**Task requirements**
Each line that contains the string "ffffff" counts once; report how many such lines appear in the data, as a number only.

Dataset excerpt
_ _ _

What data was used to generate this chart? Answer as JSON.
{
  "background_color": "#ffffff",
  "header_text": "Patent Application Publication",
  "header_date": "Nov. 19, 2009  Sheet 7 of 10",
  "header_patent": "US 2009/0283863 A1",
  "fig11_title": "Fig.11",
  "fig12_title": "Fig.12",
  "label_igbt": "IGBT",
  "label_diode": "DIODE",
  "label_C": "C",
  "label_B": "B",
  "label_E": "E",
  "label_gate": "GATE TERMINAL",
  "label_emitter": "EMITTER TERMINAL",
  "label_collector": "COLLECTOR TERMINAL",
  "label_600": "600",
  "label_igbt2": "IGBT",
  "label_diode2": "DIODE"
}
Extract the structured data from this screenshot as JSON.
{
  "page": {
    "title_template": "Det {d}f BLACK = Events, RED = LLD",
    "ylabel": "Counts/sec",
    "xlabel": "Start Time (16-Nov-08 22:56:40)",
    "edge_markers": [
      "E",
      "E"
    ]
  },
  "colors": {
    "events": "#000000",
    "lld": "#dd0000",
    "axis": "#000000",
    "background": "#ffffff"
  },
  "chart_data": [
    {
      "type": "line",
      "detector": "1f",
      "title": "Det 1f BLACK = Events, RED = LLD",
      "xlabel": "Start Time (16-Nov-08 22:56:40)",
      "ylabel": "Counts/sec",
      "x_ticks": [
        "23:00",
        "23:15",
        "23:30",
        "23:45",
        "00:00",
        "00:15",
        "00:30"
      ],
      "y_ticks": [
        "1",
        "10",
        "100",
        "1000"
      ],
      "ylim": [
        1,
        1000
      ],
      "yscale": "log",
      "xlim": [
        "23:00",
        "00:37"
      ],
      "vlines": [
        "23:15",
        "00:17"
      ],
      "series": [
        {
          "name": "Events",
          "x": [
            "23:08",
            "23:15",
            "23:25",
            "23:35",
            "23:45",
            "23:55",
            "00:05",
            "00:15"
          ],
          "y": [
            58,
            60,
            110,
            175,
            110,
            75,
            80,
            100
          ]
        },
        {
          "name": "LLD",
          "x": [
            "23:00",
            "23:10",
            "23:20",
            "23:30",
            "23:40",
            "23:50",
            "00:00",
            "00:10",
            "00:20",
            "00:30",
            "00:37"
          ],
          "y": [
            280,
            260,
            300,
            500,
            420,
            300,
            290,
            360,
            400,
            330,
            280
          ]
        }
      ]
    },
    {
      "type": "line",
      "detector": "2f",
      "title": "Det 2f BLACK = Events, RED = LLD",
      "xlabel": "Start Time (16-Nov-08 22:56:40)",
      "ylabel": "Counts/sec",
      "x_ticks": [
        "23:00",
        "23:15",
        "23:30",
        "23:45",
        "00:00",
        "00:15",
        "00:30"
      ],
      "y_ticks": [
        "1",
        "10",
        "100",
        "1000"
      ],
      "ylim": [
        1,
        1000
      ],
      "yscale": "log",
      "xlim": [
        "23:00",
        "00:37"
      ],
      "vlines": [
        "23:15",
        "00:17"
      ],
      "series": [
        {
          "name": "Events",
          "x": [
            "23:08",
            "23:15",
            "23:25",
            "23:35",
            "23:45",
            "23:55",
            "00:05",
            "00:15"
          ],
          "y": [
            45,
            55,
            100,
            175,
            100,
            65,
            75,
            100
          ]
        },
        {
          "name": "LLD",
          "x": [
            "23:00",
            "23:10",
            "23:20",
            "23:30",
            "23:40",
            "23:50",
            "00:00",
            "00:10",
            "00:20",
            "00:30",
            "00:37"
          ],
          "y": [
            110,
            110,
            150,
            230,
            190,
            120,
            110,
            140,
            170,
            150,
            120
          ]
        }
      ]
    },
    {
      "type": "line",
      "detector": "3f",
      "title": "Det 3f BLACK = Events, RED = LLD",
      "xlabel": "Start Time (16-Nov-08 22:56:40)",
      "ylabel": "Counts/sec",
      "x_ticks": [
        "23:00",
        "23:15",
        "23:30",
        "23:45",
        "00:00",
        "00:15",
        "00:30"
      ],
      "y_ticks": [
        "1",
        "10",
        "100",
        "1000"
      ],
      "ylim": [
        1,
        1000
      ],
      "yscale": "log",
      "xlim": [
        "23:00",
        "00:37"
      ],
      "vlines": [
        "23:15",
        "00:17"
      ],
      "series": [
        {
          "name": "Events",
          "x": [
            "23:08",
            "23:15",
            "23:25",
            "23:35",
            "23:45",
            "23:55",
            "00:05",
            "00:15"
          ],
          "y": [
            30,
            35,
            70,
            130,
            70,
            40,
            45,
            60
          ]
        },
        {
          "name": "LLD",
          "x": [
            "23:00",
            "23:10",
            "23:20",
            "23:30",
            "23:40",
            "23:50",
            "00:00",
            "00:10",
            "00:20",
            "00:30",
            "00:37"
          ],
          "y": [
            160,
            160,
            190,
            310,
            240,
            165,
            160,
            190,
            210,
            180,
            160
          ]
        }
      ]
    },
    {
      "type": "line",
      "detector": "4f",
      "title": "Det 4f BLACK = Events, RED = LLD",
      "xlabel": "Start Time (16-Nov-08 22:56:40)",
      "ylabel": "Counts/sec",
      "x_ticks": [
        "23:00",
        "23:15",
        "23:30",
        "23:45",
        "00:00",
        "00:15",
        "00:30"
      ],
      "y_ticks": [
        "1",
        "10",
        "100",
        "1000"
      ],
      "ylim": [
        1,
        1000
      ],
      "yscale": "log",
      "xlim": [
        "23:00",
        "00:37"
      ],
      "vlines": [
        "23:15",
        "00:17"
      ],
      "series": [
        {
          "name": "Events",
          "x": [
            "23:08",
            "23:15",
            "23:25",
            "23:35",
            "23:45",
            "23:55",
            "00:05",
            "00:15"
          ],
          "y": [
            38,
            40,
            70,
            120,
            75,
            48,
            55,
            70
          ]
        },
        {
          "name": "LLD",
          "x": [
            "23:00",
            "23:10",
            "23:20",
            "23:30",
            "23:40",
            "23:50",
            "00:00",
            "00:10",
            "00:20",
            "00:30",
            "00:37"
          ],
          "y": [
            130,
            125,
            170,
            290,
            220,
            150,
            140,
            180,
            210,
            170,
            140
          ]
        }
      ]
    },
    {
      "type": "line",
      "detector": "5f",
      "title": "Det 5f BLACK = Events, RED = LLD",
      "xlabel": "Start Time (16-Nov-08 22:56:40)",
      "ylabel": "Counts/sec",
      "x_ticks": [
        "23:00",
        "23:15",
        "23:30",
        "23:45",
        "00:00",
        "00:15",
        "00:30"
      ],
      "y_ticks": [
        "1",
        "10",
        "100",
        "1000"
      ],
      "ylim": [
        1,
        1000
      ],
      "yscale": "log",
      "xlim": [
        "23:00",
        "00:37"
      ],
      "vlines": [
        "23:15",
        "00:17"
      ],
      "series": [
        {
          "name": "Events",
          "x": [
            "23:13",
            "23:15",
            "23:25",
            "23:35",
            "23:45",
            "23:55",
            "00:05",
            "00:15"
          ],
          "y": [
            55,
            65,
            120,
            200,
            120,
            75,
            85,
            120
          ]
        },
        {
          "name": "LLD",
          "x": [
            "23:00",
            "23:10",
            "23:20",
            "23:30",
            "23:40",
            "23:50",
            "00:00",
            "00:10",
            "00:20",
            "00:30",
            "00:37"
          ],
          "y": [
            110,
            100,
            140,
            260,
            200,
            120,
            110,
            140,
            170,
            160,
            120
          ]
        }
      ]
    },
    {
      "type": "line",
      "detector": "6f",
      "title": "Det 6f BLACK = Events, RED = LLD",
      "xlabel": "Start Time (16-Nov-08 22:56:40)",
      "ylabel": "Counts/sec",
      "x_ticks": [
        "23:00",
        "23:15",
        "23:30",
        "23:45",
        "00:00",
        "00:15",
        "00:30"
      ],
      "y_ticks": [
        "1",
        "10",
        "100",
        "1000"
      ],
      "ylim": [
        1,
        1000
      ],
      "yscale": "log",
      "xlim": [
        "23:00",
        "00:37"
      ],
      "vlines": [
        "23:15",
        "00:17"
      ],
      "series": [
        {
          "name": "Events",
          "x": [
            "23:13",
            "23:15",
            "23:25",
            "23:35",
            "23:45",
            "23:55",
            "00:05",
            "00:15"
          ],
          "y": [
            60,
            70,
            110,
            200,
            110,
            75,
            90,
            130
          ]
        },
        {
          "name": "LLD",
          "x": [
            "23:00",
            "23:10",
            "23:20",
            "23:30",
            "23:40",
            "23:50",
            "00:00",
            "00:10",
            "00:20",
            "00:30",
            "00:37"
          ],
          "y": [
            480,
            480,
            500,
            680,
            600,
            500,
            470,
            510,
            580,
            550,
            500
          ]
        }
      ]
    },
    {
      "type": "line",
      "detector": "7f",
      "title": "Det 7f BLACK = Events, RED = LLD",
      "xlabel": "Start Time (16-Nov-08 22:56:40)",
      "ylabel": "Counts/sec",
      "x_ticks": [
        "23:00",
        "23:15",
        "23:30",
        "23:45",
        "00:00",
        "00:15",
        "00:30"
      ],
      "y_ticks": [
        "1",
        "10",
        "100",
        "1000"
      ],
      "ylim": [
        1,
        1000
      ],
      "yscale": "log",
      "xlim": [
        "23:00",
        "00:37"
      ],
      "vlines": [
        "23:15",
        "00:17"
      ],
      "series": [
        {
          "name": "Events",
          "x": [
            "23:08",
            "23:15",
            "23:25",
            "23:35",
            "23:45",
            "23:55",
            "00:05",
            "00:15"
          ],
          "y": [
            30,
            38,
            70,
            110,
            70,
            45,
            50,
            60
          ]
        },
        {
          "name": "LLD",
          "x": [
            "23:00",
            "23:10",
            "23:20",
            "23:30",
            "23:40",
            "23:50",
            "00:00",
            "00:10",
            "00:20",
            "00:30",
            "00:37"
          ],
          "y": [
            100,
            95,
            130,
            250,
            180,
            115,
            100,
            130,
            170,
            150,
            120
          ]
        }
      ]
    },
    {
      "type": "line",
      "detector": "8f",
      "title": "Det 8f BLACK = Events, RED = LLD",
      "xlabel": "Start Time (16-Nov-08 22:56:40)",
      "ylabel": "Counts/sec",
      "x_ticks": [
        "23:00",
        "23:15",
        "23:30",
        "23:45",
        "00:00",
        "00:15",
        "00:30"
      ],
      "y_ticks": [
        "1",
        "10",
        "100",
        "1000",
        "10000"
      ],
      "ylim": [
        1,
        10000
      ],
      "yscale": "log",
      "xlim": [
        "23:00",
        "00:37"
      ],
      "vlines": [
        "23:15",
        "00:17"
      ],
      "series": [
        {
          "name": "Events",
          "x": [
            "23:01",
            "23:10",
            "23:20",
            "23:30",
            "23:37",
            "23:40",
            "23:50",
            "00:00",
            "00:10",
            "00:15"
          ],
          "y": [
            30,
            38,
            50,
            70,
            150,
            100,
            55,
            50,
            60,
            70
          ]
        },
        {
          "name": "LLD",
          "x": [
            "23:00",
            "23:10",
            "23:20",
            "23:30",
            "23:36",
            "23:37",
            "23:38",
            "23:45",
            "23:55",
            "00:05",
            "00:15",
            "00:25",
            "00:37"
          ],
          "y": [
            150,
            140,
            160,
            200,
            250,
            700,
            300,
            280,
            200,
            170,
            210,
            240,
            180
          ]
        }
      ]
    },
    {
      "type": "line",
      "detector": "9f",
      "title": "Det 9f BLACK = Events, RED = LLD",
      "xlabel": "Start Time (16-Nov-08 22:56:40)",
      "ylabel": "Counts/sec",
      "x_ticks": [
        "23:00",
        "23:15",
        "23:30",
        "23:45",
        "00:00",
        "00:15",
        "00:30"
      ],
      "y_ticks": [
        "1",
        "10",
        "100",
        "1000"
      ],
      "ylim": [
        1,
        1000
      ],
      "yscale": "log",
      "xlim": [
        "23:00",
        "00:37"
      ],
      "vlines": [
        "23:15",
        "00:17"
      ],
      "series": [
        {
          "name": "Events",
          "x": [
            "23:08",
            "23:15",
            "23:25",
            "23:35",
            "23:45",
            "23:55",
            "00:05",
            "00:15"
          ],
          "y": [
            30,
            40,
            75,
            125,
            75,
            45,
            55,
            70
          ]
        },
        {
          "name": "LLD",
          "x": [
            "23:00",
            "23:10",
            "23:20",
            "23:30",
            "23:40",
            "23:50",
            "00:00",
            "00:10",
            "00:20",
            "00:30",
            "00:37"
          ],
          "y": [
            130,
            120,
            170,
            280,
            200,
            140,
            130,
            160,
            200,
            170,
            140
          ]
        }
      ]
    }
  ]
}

_ _ _

**Exercise result**
2